(Records with region annotations)
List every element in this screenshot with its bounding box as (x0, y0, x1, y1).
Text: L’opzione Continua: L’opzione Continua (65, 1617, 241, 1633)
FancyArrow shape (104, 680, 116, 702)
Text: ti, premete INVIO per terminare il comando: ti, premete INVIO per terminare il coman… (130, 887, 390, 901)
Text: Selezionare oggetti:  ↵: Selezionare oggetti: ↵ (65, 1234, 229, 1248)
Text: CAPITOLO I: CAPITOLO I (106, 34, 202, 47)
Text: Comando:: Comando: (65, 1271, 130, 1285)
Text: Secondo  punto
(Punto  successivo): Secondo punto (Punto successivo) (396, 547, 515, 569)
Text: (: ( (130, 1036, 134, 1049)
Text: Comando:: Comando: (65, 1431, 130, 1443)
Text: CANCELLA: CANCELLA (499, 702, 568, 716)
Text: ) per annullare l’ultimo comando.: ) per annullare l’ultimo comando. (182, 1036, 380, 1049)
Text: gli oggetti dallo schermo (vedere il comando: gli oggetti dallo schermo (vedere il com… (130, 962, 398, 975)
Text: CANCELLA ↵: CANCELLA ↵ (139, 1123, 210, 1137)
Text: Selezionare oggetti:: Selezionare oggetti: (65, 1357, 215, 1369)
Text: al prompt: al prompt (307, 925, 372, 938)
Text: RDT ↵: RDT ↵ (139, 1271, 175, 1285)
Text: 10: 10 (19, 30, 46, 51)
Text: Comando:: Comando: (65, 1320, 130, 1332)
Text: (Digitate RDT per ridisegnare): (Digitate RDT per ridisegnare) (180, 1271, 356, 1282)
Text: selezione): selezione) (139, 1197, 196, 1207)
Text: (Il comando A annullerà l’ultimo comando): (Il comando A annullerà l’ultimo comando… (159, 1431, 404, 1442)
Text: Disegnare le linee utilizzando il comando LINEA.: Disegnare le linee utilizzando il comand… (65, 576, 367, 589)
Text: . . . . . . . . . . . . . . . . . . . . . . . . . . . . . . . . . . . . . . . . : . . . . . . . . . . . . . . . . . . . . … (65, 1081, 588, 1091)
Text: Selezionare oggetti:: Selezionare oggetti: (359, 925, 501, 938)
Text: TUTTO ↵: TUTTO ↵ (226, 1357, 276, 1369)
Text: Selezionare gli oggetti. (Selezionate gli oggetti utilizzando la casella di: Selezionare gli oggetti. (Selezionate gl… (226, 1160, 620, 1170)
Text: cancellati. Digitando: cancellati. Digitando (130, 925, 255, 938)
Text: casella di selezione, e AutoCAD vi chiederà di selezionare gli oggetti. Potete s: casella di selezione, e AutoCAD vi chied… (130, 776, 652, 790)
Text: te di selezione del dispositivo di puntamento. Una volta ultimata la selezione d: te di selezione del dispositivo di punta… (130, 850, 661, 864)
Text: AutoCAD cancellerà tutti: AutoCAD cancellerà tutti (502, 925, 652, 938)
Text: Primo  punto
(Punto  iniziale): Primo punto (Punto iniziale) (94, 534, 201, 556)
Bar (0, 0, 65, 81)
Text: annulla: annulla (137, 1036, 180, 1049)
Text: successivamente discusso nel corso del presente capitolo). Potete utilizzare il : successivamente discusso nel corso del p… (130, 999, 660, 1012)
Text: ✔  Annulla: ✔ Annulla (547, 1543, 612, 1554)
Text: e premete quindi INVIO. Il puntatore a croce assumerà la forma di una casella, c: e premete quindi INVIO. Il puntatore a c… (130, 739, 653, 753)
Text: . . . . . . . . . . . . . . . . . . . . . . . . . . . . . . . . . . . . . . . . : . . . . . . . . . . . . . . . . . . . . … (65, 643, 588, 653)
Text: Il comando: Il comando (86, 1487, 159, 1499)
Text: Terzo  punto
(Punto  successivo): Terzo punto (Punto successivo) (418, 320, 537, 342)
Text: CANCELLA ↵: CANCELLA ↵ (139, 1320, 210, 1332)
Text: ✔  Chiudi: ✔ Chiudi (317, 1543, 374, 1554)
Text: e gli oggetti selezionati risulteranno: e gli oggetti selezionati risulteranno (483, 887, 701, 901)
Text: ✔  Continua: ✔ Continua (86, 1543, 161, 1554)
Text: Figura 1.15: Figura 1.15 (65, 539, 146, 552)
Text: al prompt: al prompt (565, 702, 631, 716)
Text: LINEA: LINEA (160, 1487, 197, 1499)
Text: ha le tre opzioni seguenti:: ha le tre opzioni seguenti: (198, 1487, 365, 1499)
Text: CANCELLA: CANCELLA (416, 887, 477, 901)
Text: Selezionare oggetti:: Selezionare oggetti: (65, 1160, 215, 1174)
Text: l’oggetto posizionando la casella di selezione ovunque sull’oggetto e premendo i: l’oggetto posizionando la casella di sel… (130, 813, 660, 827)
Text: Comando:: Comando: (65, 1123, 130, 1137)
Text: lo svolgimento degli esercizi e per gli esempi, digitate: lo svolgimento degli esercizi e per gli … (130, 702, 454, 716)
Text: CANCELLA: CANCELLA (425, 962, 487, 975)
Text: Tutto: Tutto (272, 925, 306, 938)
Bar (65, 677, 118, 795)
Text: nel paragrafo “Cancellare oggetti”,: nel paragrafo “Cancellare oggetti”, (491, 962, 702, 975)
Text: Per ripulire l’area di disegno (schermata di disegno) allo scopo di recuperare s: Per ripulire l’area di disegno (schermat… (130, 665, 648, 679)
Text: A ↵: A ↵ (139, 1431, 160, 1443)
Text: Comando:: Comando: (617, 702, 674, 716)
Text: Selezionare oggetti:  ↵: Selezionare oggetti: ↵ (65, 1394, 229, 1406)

◆ SHORT EXERCISE
Copy every line of the records above, character for character, without changing anything.

◆ FULL ANSWER
List every element in this screenshot with its bounding box as (x0, y0, x1, y1).
Text: L’opzione Continua: L’opzione Continua (65, 1617, 241, 1633)
FancyArrow shape (104, 680, 116, 702)
Text: ti, premete INVIO per terminare il comando: ti, premete INVIO per terminare il coman… (130, 887, 390, 901)
Text: Selezionare oggetti:  ↵: Selezionare oggetti: ↵ (65, 1234, 229, 1248)
Text: CAPITOLO I: CAPITOLO I (106, 34, 202, 47)
Text: Comando:: Comando: (65, 1271, 130, 1285)
Text: Secondo  punto
(Punto  successivo): Secondo punto (Punto successivo) (396, 547, 515, 569)
Text: (: ( (130, 1036, 134, 1049)
Text: Comando:: Comando: (65, 1431, 130, 1443)
Text: CANCELLA: CANCELLA (499, 702, 568, 716)
Text: ) per annullare l’ultimo comando.: ) per annullare l’ultimo comando. (182, 1036, 380, 1049)
Text: gli oggetti dallo schermo (vedere il comando: gli oggetti dallo schermo (vedere il com… (130, 962, 398, 975)
Text: CANCELLA ↵: CANCELLA ↵ (139, 1123, 210, 1137)
Text: Selezionare oggetti:: Selezionare oggetti: (65, 1357, 215, 1369)
Text: al prompt: al prompt (307, 925, 372, 938)
Text: RDT ↵: RDT ↵ (139, 1271, 175, 1285)
Text: 10: 10 (19, 30, 46, 51)
Text: Comando:: Comando: (65, 1320, 130, 1332)
Text: (Digitate RDT per ridisegnare): (Digitate RDT per ridisegnare) (180, 1271, 356, 1282)
Text: selezione): selezione) (139, 1197, 196, 1207)
Text: (Il comando A annullerà l’ultimo comando): (Il comando A annullerà l’ultimo comando… (159, 1431, 404, 1442)
Text: Disegnare le linee utilizzando il comando LINEA.: Disegnare le linee utilizzando il comand… (65, 576, 367, 589)
Text: . . . . . . . . . . . . . . . . . . . . . . . . . . . . . . . . . . . . . . . . : . . . . . . . . . . . . . . . . . . . . … (65, 1081, 588, 1091)
Text: Selezionare oggetti:: Selezionare oggetti: (359, 925, 501, 938)
Text: TUTTO ↵: TUTTO ↵ (226, 1357, 276, 1369)
Text: Selezionare gli oggetti. (Selezionate gli oggetti utilizzando la casella di: Selezionare gli oggetti. (Selezionate gl… (226, 1160, 620, 1170)
Text: cancellati. Digitando: cancellati. Digitando (130, 925, 255, 938)
Text: casella di selezione, e AutoCAD vi chiederà di selezionare gli oggetti. Potete s: casella di selezione, e AutoCAD vi chied… (130, 776, 652, 790)
Text: te di selezione del dispositivo di puntamento. Una volta ultimata la selezione d: te di selezione del dispositivo di punta… (130, 850, 661, 864)
Text: AutoCAD cancellerà tutti: AutoCAD cancellerà tutti (502, 925, 652, 938)
Text: Primo  punto
(Punto  iniziale): Primo punto (Punto iniziale) (94, 534, 201, 556)
Bar (0, 0, 65, 81)
Text: annulla: annulla (137, 1036, 180, 1049)
Text: successivamente discusso nel corso del presente capitolo). Potete utilizzare il : successivamente discusso nel corso del p… (130, 999, 660, 1012)
Text: ✔  Annulla: ✔ Annulla (547, 1543, 612, 1554)
Text: e premete quindi INVIO. Il puntatore a croce assumerà la forma di una casella, c: e premete quindi INVIO. Il puntatore a c… (130, 739, 653, 753)
Text: . . . . . . . . . . . . . . . . . . . . . . . . . . . . . . . . . . . . . . . . : . . . . . . . . . . . . . . . . . . . . … (65, 643, 588, 653)
Text: Il comando: Il comando (86, 1487, 159, 1499)
Text: Terzo  punto
(Punto  successivo): Terzo punto (Punto successivo) (418, 320, 537, 342)
Text: CANCELLA ↵: CANCELLA ↵ (139, 1320, 210, 1332)
Text: ✔  Chiudi: ✔ Chiudi (317, 1543, 374, 1554)
Text: e gli oggetti selezionati risulteranno: e gli oggetti selezionati risulteranno (483, 887, 701, 901)
Text: ✔  Continua: ✔ Continua (86, 1543, 161, 1554)
Text: Figura 1.15: Figura 1.15 (65, 539, 146, 552)
Text: al prompt: al prompt (565, 702, 631, 716)
Text: LINEA: LINEA (160, 1487, 197, 1499)
Text: ha le tre opzioni seguenti:: ha le tre opzioni seguenti: (198, 1487, 365, 1499)
Text: CANCELLA: CANCELLA (416, 887, 477, 901)
Text: Selezionare oggetti:: Selezionare oggetti: (65, 1160, 215, 1174)
Text: l’oggetto posizionando la casella di selezione ovunque sull’oggetto e premendo i: l’oggetto posizionando la casella di sel… (130, 813, 660, 827)
Text: Comando:: Comando: (65, 1123, 130, 1137)
Text: lo svolgimento degli esercizi e per gli esempi, digitate: lo svolgimento degli esercizi e per gli … (130, 702, 454, 716)
Text: CANCELLA: CANCELLA (425, 962, 487, 975)
Text: Tutto: Tutto (272, 925, 306, 938)
Bar (65, 677, 118, 795)
Text: nel paragrafo “Cancellare oggetti”,: nel paragrafo “Cancellare oggetti”, (491, 962, 702, 975)
Text: Per ripulire l’area di disegno (schermata di disegno) allo scopo di recuperare s: Per ripulire l’area di disegno (schermat… (130, 665, 648, 679)
Text: A ↵: A ↵ (139, 1431, 160, 1443)
Text: Comando:: Comando: (617, 702, 674, 716)
Text: Selezionare oggetti:  ↵: Selezionare oggetti: ↵ (65, 1394, 229, 1406)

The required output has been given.